EXERCISE MATERIAL:
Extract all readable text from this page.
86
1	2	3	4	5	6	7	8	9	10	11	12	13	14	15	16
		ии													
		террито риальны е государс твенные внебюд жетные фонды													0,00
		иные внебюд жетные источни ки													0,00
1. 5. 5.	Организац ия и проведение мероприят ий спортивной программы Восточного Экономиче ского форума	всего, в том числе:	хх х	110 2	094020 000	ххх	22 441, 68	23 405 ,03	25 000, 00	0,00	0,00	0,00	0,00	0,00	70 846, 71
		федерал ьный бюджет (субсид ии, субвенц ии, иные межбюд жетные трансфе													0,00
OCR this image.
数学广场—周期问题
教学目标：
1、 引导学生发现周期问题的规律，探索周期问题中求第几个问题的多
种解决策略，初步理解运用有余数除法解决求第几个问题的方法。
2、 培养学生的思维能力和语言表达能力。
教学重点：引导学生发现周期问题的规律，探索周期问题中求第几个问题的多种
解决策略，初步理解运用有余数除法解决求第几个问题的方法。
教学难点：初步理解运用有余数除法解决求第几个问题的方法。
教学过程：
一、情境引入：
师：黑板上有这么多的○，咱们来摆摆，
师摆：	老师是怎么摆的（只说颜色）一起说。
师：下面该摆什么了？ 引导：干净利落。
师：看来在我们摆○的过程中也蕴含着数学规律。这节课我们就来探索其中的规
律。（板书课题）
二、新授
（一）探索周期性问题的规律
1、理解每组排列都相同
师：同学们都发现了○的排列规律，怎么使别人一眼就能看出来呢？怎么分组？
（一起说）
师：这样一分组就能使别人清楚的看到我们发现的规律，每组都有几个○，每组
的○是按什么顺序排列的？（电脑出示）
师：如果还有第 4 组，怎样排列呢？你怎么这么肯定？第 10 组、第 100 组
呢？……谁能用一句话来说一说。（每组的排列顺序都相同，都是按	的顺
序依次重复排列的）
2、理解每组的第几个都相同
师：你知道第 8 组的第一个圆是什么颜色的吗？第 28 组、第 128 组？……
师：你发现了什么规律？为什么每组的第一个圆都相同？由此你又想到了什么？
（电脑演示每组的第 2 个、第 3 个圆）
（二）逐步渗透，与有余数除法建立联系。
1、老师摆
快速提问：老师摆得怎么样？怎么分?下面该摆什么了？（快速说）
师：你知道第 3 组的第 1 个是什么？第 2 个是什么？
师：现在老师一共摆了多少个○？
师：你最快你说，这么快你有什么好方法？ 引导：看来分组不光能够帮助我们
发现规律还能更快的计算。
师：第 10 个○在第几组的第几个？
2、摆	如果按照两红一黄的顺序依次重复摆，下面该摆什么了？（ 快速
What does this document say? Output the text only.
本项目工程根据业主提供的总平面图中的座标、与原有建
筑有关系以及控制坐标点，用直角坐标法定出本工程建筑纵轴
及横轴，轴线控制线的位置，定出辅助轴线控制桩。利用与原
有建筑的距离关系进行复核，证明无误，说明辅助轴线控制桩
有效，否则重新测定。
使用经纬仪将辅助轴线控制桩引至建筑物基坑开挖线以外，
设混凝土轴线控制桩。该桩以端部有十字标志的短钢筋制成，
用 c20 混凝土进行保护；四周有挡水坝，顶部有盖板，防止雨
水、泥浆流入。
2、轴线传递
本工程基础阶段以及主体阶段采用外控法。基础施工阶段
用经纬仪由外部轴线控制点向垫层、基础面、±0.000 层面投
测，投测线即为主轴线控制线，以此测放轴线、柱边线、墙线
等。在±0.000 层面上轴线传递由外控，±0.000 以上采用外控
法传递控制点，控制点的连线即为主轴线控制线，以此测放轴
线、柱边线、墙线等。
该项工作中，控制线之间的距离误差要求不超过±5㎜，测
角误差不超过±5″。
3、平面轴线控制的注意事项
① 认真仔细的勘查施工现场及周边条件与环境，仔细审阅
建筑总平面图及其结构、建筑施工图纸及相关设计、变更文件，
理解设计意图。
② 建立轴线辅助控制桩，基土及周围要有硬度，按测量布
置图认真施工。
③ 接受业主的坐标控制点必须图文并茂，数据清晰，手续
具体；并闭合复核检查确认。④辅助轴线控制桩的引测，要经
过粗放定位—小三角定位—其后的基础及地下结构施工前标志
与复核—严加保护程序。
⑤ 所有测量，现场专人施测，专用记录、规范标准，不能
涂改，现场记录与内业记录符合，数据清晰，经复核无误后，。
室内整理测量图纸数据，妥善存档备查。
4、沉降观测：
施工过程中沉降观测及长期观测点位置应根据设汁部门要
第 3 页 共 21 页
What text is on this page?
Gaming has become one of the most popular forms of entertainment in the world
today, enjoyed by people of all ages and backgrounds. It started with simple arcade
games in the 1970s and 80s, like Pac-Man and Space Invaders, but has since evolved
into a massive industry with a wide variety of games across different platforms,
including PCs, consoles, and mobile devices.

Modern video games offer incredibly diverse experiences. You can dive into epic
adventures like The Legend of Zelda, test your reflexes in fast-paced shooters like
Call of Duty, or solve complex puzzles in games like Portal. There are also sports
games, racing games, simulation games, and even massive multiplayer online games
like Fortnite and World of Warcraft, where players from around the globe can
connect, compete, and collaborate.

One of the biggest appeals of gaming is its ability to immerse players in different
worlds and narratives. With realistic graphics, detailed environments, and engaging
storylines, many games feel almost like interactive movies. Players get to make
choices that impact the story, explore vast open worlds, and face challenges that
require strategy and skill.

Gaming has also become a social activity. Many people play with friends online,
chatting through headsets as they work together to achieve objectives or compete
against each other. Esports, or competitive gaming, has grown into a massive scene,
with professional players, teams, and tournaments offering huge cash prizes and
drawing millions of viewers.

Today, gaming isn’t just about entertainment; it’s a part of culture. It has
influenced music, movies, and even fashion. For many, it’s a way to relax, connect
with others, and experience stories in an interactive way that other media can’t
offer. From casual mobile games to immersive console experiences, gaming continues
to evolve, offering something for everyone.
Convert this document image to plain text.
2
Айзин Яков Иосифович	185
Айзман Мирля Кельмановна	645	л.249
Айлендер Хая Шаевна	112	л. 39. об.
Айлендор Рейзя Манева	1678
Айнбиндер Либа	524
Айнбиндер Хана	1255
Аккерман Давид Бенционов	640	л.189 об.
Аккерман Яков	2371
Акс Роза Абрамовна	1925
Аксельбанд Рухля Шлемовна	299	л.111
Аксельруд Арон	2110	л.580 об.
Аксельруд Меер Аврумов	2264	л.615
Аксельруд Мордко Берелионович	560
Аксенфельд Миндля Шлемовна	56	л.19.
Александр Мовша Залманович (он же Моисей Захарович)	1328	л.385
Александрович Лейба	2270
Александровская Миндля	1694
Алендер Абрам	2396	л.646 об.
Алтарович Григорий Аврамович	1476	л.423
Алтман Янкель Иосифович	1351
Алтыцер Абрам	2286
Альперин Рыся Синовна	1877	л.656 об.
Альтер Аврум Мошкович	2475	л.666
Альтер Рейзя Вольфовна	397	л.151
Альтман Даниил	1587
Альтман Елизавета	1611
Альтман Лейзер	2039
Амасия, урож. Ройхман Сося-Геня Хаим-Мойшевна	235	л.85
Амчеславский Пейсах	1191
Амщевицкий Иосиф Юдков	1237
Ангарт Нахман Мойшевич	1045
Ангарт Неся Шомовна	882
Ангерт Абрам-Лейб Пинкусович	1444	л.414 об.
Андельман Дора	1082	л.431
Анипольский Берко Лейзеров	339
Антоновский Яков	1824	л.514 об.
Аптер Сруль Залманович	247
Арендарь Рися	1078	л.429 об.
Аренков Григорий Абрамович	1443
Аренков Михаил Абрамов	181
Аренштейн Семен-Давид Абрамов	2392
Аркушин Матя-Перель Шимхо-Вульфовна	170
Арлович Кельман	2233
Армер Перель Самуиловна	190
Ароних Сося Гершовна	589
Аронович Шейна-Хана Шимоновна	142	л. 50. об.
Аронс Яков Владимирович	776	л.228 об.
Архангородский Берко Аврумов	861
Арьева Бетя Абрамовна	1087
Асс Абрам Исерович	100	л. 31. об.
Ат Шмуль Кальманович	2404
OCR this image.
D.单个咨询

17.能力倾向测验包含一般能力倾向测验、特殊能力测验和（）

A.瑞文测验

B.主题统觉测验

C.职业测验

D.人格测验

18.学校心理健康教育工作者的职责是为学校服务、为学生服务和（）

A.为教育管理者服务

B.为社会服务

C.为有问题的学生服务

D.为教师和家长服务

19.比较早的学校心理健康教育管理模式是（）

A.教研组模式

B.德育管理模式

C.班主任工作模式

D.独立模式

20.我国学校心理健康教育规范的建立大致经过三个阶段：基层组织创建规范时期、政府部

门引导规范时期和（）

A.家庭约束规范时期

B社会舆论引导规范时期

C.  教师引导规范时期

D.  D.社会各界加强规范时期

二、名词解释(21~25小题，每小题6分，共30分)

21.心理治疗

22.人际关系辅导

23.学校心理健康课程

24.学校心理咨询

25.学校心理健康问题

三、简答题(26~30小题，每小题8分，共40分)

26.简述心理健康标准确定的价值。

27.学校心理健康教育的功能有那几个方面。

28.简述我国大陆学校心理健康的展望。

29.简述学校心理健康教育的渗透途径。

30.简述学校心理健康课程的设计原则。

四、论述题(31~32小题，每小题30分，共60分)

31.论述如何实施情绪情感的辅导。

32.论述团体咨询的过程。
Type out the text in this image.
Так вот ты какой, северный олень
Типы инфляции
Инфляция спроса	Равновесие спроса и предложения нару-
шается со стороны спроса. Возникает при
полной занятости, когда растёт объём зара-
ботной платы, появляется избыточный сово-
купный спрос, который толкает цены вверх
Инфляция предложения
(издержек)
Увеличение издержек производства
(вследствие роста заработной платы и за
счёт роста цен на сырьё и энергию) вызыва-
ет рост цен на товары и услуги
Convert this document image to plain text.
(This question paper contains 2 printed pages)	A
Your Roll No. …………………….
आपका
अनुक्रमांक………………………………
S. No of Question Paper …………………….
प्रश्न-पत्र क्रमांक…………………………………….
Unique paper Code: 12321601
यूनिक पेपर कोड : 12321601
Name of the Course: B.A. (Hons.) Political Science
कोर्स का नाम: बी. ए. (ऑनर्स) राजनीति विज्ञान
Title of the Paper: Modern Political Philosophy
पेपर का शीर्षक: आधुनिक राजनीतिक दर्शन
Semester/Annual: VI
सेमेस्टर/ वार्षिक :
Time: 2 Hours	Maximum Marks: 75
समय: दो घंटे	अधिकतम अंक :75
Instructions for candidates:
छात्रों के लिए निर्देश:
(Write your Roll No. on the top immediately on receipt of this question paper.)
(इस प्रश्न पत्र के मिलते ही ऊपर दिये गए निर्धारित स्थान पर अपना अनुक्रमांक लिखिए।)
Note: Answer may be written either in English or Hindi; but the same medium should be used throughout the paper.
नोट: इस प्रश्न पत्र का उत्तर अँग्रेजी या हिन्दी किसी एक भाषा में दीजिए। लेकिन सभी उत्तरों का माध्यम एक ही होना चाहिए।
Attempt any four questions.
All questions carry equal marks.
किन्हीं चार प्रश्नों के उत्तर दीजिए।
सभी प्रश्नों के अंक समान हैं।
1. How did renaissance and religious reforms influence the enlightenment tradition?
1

THE EXERCISE: Locate the string "online" in the listing above and copy every line where it occurs.

SOLUTION FOR THIS PROBLEM:
games, racing games, simulation games, and even massive multiplayer online games
Gaming has also become a social activity. Many people play with friends online,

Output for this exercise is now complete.